## [PROBLEM]
What follows is a block of records; reproduce all of it verbatim.

────────────────

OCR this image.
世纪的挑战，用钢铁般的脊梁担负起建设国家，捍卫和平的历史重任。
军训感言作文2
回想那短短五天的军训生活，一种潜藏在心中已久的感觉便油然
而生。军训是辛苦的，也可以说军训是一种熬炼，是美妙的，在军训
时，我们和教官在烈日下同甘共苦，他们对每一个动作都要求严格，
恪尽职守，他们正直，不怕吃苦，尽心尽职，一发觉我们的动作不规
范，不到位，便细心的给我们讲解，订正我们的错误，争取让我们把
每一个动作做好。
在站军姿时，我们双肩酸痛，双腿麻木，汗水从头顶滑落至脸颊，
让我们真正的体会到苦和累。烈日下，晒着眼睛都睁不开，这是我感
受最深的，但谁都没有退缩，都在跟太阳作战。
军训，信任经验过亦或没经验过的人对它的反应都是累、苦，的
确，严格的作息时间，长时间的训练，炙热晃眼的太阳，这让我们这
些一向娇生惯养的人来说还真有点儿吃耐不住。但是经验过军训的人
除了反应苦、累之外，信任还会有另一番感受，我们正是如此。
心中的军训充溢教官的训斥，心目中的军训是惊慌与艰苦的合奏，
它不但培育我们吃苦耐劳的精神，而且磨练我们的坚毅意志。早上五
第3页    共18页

────────────────

## [RESULT OF THE EXERCISE]
OCR this image.
世纪的挑战，用钢铁般的脊梁担负起建设国家，捍卫和平的历史重任。
军训感言作文2
回想那短短五天的军训生活，一种潜藏在心中已久的感觉便油然
而生。军训是辛苦的，也可以说军训是一种熬炼，是美妙的，在军训
时，我们和教官在烈日下同甘共苦，他们对每一个动作都要求严格，
恪尽职守，他们正直，不怕吃苦，尽心尽职，一发觉我们的动作不规
范，不到位，便细心的给我们讲解，订正我们的错误，争取让我们把
每一个动作做好。
在站军姿时，我们双肩酸痛，双腿麻木，汗水从头顶滑落至脸颊，
让我们真正的体会到苦和累。烈日下，晒着眼睛都睁不开，这是我感
受最深的，但谁都没有退缩，都在跟太阳作战。
军训，信任经验过亦或没经验过的人对它的反应都是累、苦，的
确，严格的作息时间，长时间的训练，炙热晃眼的太阳，这让我们这
些一向娇生惯养的人来说还真有点儿吃耐不住。但是经验过军训的人
除了反应苦、累之外，信任还会有另一番感受，我们正是如此。
心中的军训充溢教官的训斥，心目中的军训是惊慌与艰苦的合奏，
它不但培育我们吃苦耐劳的精神，而且磨练我们的坚毅意志。早上五
第3页    共18页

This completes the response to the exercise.